• [Problem statement]: Count lines, not occurrences: report how many lines in the records hold the string "ΔΙΔΥΜΩΝ", and nothing else.

[Source records]
┌────────
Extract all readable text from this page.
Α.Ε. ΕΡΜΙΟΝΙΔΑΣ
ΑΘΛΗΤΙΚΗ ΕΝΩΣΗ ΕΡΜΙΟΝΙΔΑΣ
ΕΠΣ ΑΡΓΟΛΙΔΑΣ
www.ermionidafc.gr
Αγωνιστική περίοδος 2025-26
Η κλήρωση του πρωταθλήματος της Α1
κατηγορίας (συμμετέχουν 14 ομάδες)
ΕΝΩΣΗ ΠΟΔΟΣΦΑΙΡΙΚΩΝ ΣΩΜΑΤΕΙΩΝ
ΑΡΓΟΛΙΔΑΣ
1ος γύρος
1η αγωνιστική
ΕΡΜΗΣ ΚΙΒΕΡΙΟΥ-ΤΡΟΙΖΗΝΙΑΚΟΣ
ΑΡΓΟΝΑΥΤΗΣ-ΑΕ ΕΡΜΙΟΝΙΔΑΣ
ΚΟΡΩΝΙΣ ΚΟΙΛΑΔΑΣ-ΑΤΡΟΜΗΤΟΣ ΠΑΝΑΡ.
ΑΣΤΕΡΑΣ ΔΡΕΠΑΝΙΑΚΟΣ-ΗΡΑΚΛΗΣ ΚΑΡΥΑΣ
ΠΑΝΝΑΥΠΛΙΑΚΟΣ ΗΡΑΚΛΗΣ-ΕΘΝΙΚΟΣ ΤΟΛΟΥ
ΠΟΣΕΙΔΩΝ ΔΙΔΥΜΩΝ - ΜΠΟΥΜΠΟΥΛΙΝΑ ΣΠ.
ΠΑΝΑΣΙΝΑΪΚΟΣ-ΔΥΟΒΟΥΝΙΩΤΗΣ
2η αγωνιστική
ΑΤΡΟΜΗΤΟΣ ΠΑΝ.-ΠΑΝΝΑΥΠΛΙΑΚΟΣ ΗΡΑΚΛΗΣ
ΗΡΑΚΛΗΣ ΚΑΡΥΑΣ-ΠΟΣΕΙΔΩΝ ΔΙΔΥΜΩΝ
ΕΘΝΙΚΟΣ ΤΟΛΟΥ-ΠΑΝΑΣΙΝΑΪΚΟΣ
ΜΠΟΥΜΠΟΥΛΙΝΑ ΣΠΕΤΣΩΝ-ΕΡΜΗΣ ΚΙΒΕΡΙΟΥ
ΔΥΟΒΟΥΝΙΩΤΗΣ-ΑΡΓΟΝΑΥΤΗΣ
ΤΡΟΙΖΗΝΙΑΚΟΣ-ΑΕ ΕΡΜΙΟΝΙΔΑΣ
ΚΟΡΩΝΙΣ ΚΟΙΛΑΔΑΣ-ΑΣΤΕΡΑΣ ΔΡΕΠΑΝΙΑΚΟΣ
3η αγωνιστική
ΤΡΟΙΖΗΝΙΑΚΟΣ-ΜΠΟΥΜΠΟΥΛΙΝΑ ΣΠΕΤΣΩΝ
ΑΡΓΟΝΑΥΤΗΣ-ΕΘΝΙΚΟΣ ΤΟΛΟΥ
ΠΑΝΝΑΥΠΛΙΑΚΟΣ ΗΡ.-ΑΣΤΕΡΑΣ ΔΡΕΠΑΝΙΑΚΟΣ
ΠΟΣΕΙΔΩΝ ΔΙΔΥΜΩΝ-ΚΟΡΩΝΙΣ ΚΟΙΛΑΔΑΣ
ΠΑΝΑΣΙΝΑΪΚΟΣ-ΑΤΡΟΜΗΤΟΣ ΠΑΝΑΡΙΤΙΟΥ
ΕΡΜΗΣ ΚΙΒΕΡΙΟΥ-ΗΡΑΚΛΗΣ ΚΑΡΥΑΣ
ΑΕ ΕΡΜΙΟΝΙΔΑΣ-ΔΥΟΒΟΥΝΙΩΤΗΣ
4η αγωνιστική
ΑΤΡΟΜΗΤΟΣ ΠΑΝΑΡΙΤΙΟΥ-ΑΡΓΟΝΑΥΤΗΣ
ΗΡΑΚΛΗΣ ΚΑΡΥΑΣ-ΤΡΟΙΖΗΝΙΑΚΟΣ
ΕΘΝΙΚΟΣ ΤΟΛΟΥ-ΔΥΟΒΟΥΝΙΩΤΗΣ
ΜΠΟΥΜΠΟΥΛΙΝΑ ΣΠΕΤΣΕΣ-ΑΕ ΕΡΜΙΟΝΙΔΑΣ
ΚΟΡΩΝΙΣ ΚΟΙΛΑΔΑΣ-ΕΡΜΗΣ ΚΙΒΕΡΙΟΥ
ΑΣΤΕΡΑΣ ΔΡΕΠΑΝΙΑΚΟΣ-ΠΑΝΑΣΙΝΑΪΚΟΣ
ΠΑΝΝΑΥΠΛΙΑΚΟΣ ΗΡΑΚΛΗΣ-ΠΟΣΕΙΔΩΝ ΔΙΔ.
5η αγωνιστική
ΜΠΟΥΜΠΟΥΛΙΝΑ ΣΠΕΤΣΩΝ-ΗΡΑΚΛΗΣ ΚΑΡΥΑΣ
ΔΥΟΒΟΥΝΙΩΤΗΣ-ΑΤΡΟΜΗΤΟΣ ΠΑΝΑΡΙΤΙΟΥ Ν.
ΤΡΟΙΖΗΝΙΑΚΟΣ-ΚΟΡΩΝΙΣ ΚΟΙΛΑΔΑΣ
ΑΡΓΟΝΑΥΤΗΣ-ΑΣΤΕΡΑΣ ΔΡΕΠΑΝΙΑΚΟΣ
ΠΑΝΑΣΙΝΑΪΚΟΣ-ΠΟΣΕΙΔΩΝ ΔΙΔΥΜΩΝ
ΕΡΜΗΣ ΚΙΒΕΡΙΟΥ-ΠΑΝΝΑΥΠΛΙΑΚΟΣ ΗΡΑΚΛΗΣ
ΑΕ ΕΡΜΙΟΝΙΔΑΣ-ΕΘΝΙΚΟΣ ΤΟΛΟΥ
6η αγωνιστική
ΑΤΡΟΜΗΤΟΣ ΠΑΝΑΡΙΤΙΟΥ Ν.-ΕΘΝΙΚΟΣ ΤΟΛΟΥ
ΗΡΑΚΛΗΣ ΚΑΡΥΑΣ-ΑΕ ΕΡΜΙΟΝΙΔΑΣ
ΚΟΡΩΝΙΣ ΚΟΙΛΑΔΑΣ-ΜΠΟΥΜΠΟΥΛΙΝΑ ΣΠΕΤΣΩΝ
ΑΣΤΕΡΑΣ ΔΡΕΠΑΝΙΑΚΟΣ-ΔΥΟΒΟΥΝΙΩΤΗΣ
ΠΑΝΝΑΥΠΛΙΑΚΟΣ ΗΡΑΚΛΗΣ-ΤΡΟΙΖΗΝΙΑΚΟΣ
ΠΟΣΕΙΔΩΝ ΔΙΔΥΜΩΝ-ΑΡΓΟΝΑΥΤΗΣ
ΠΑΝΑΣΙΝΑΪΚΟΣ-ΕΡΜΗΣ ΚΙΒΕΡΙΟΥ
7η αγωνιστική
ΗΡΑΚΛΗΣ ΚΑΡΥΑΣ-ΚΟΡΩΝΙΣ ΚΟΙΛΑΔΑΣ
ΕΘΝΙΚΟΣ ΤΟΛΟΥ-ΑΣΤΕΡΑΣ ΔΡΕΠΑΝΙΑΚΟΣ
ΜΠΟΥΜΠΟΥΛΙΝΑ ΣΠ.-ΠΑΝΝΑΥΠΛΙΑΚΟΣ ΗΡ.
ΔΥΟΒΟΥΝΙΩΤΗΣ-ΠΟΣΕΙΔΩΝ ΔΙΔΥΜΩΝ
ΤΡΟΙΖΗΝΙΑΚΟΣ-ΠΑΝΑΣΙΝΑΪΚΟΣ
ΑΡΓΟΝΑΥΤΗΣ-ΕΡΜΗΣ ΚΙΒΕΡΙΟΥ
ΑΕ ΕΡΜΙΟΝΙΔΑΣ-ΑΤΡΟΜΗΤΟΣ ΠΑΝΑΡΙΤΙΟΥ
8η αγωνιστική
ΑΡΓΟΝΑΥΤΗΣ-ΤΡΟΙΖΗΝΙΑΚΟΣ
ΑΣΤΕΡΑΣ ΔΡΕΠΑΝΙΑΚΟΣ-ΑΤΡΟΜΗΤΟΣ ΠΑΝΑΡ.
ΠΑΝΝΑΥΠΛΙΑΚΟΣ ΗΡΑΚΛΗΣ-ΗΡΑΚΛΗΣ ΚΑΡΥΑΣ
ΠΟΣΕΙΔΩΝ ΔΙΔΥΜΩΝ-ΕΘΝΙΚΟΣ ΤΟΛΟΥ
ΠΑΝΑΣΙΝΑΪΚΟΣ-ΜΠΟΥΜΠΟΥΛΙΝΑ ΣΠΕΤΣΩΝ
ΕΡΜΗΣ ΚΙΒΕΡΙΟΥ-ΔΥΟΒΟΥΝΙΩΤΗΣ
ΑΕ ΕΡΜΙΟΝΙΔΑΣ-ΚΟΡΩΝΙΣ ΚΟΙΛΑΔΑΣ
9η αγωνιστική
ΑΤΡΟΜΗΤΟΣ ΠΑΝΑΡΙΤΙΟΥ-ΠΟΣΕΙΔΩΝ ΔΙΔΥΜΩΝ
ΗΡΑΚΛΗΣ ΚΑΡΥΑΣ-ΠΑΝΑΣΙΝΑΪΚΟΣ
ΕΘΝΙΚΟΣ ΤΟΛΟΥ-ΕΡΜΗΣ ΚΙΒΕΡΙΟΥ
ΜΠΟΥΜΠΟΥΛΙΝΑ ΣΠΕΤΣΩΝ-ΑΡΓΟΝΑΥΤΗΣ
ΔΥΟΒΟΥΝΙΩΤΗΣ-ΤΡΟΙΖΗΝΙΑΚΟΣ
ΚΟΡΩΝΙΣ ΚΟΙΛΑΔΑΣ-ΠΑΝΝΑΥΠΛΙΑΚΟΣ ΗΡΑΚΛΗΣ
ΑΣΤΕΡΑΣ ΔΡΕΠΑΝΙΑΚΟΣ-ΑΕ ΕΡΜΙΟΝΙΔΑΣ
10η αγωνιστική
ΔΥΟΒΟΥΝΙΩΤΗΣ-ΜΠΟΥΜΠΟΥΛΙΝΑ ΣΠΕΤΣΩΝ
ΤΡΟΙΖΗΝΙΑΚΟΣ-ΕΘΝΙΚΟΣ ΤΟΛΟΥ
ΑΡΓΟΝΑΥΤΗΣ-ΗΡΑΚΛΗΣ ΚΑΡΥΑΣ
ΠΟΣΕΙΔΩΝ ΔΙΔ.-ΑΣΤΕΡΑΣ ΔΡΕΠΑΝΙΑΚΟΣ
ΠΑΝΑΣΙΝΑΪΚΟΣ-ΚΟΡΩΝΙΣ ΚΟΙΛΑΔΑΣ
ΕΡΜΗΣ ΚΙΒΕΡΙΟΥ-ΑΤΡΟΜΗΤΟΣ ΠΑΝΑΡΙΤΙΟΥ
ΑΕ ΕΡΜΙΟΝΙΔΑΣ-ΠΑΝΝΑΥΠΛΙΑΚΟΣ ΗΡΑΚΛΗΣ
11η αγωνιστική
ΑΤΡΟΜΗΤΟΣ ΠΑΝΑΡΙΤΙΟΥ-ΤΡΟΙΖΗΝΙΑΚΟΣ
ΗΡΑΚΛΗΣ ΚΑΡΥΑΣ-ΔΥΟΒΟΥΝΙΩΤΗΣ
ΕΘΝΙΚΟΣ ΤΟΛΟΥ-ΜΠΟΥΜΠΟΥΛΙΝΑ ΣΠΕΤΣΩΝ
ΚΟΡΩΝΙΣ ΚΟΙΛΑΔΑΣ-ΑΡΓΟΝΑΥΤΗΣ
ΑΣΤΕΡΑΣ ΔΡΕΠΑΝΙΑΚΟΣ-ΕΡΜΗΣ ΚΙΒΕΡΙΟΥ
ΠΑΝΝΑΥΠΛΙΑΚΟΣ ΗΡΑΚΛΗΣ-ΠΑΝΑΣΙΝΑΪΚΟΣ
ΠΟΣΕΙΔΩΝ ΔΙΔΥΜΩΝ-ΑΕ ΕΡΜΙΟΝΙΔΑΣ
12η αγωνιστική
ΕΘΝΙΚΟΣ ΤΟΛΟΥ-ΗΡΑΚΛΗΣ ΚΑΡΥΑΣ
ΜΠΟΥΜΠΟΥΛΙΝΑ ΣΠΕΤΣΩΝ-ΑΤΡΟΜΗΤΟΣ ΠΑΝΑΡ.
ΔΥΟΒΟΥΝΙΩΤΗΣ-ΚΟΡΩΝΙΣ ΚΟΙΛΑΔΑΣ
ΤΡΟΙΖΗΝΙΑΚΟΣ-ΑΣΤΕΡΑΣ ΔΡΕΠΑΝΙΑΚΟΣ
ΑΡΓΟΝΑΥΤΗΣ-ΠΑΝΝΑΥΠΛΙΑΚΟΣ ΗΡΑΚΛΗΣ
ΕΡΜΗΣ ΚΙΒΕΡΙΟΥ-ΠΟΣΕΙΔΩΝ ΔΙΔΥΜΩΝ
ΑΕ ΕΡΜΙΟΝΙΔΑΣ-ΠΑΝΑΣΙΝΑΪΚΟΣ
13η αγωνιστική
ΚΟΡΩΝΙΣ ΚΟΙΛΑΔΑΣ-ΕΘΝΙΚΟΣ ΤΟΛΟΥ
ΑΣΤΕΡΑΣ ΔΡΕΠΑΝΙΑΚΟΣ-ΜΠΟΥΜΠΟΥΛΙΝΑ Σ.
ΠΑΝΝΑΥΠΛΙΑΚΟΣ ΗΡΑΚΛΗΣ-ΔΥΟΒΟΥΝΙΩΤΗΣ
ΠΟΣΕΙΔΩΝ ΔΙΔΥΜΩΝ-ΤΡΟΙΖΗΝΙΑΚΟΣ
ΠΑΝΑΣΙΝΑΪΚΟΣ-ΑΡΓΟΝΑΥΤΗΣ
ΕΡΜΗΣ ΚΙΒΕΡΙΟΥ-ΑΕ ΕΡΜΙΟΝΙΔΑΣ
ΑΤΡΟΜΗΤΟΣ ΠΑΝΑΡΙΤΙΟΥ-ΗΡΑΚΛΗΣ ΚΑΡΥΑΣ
└────────
• [Task output]: 11